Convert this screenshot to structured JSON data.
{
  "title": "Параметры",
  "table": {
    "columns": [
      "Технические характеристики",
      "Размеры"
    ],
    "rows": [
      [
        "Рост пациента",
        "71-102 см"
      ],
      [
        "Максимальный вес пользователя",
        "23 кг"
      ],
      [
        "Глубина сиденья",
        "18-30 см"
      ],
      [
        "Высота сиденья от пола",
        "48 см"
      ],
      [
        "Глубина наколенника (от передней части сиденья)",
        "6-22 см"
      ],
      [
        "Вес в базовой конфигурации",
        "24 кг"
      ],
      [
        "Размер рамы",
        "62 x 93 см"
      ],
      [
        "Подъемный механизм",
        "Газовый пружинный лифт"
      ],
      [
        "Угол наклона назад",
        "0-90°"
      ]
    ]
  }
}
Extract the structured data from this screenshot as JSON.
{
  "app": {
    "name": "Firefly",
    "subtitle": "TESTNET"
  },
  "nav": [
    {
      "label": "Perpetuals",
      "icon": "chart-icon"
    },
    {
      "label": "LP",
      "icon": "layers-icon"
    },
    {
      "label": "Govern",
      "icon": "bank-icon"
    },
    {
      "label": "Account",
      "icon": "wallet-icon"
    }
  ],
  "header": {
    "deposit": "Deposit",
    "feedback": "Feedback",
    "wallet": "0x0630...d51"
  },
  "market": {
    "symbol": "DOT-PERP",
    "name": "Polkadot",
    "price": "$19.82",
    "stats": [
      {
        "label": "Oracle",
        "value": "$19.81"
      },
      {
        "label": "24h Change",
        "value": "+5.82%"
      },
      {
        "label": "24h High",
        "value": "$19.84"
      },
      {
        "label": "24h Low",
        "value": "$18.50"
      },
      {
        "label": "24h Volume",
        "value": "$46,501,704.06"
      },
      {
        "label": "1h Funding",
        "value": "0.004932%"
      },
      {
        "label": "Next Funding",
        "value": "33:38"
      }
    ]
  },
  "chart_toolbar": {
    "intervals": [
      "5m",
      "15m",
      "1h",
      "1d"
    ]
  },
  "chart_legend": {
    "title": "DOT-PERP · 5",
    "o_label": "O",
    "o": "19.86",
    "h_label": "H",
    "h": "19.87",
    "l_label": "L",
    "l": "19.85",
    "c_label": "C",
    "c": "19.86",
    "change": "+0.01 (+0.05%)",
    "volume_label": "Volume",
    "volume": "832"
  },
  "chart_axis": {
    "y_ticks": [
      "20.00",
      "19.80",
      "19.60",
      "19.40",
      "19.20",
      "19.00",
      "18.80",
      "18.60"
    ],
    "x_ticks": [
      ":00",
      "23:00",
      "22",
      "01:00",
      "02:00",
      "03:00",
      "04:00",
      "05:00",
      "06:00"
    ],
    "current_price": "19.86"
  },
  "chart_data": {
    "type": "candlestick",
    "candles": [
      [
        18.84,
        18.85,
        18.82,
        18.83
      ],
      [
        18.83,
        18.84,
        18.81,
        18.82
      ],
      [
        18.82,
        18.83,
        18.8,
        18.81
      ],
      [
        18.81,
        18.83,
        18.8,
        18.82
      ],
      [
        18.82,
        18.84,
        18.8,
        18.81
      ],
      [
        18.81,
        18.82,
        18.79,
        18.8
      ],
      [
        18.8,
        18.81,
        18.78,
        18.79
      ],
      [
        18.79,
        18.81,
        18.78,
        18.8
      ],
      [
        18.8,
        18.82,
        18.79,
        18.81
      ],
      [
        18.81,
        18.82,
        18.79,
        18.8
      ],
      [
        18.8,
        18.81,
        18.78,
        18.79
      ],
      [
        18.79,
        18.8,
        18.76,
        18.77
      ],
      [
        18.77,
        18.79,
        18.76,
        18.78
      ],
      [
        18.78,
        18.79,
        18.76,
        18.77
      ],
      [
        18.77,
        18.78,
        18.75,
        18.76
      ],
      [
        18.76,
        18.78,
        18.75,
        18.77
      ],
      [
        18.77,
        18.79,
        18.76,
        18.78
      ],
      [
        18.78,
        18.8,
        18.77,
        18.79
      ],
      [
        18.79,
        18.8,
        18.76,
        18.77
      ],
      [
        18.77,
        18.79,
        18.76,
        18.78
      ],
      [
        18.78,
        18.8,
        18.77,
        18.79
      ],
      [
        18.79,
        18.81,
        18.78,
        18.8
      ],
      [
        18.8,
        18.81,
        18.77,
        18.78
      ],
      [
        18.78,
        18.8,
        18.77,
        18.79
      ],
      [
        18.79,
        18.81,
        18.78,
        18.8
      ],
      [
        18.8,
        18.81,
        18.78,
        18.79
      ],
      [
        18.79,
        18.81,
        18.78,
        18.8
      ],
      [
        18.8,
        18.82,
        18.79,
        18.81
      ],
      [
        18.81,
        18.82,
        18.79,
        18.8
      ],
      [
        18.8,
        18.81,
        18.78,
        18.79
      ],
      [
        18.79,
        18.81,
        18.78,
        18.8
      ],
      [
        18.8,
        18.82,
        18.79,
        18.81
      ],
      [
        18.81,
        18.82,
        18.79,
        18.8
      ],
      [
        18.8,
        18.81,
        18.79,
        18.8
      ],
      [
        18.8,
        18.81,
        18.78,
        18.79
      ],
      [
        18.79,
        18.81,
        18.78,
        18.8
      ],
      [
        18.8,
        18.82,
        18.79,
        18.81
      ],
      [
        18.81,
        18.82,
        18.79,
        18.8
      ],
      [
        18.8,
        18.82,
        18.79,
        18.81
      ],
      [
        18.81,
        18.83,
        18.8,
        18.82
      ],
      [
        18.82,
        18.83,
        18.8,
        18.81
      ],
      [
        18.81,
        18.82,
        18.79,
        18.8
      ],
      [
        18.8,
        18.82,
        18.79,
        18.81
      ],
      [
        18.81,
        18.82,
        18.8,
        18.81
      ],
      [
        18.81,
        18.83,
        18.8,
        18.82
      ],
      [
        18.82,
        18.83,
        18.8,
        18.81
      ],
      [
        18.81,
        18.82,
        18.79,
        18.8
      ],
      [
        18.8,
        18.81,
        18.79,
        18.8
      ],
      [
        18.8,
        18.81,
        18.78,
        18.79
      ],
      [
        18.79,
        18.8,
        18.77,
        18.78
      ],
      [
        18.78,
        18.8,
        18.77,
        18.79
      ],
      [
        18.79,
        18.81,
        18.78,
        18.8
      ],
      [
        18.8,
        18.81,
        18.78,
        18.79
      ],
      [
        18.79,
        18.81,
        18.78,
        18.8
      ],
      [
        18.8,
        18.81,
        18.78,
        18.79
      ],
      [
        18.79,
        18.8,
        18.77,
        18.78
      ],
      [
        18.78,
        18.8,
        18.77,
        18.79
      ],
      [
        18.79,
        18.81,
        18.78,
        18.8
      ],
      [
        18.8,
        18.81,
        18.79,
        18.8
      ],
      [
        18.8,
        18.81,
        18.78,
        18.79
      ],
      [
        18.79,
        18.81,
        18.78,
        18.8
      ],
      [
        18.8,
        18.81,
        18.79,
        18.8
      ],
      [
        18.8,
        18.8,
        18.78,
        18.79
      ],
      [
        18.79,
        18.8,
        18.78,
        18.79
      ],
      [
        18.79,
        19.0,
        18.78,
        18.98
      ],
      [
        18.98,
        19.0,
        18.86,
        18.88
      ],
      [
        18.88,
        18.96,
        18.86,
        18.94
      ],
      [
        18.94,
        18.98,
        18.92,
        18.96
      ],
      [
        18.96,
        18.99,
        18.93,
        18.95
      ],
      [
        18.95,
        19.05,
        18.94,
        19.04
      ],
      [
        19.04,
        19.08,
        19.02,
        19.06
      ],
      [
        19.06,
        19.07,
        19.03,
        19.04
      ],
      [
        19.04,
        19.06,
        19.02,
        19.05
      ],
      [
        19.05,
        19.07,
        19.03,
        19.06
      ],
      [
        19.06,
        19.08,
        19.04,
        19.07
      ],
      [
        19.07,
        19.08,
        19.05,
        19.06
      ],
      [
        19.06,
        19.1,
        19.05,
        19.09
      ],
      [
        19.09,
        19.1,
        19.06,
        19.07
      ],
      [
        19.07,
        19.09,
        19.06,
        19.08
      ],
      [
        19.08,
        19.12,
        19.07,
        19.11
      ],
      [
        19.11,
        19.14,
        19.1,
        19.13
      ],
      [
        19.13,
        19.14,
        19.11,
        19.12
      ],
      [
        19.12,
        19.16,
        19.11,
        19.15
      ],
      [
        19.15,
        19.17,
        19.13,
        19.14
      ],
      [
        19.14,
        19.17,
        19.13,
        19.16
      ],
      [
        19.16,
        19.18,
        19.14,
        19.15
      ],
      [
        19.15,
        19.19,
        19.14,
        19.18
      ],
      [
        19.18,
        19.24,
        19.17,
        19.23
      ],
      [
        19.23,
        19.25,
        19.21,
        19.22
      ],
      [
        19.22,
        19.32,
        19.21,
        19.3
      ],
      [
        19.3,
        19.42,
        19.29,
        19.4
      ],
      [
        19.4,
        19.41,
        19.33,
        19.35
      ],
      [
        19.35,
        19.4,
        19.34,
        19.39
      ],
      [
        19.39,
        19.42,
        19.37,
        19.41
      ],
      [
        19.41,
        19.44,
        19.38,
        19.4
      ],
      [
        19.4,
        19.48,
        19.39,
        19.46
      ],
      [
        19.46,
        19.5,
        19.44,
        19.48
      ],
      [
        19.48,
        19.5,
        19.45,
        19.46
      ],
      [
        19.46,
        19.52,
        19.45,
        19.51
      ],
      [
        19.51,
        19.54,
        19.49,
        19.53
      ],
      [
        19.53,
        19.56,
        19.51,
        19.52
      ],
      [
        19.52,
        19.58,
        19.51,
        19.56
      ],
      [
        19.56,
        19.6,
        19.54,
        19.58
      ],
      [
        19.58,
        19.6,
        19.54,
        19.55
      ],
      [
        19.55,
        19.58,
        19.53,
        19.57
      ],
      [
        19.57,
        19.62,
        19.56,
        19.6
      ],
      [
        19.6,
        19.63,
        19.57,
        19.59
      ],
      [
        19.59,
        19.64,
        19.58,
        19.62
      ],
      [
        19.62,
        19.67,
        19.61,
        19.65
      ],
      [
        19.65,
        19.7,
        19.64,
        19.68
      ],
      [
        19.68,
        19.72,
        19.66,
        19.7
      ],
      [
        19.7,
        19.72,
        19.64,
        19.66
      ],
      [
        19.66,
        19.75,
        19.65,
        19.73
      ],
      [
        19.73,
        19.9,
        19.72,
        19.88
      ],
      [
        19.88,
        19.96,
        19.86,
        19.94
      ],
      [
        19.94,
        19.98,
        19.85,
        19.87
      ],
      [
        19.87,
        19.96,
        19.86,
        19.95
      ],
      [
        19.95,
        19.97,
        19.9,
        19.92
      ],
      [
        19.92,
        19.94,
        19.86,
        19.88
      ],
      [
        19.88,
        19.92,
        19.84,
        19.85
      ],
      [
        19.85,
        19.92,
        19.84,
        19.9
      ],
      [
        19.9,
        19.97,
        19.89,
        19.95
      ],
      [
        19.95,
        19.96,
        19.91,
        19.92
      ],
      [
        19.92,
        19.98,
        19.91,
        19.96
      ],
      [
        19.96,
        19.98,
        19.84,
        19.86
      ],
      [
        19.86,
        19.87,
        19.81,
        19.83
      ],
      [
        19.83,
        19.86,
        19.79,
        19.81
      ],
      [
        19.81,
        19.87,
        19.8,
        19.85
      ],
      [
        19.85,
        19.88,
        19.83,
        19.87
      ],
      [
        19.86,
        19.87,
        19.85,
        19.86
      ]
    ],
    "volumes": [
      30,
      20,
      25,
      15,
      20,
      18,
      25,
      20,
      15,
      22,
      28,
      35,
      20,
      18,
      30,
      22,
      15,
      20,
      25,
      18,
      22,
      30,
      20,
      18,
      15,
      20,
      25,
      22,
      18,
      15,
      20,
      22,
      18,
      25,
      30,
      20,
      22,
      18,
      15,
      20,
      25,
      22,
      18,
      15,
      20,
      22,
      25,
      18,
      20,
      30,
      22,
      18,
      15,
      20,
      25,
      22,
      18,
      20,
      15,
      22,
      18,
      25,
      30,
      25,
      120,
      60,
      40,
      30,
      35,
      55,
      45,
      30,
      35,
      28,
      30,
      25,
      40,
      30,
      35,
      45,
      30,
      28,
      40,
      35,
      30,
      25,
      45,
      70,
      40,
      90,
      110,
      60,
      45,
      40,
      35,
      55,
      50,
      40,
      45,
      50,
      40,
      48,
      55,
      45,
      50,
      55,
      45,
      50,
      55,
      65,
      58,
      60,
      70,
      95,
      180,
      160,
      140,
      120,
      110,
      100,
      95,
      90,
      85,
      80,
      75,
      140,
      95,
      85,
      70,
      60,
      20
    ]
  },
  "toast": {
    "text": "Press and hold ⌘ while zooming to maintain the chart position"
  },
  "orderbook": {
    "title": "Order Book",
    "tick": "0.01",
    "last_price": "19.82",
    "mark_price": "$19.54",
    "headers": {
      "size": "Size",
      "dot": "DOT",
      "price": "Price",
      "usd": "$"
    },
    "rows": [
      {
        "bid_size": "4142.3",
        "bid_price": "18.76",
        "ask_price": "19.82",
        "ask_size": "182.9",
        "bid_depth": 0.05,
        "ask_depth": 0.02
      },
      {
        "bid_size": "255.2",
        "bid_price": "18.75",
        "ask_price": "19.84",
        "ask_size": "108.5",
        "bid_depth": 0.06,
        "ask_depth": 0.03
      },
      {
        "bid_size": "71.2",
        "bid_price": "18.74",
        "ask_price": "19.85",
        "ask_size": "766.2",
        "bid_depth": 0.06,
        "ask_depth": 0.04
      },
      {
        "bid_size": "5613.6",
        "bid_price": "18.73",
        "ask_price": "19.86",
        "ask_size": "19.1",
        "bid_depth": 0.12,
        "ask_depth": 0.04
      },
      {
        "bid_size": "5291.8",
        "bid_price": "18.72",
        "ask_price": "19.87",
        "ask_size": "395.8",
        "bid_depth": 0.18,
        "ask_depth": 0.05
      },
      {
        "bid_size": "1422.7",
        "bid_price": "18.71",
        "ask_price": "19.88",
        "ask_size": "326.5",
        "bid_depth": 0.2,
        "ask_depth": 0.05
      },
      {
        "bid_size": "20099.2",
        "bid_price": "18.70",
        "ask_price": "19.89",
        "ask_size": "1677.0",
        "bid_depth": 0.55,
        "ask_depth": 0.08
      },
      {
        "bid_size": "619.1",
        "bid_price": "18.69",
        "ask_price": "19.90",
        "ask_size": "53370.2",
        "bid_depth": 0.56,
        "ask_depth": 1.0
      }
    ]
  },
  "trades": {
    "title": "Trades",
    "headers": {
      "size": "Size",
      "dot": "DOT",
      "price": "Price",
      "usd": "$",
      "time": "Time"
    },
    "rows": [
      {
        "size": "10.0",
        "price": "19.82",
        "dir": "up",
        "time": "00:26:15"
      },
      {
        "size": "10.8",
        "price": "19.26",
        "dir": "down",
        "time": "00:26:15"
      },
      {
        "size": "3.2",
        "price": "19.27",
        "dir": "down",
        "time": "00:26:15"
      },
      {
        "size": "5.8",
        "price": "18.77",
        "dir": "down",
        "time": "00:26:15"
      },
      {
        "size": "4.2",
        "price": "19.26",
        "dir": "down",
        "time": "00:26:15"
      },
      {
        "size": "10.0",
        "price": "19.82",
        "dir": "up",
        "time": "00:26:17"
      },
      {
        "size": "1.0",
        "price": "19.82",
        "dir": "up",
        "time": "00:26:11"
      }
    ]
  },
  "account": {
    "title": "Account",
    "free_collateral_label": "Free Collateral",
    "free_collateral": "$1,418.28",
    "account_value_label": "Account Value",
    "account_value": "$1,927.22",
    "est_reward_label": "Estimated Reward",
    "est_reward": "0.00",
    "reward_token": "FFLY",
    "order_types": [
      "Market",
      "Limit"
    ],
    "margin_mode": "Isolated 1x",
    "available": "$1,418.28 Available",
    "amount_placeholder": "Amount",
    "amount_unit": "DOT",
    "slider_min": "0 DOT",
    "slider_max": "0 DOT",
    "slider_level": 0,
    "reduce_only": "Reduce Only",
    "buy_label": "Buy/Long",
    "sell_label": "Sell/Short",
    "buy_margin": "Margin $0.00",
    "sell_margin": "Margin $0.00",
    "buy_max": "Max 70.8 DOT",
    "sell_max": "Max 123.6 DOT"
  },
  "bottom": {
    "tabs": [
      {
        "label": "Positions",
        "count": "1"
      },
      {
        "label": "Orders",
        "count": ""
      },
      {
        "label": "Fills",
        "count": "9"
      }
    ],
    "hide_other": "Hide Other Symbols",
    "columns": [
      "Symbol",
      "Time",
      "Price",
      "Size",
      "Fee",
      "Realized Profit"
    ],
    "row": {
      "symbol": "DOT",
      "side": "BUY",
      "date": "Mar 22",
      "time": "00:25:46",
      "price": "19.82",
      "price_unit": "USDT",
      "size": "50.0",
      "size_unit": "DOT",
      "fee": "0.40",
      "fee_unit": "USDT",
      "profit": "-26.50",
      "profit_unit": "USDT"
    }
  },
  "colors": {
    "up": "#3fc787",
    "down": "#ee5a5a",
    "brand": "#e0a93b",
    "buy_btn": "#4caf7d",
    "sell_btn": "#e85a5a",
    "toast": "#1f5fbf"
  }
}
^^^^^^^^
▸ SET PROBLEM:
Find every line that has "structured" in it, then return those lines.

▸ RESPONSE FOR THIS EXERCISE:
Convert this screenshot to structured JSON data.
Extract the structured data from this screenshot as JSON.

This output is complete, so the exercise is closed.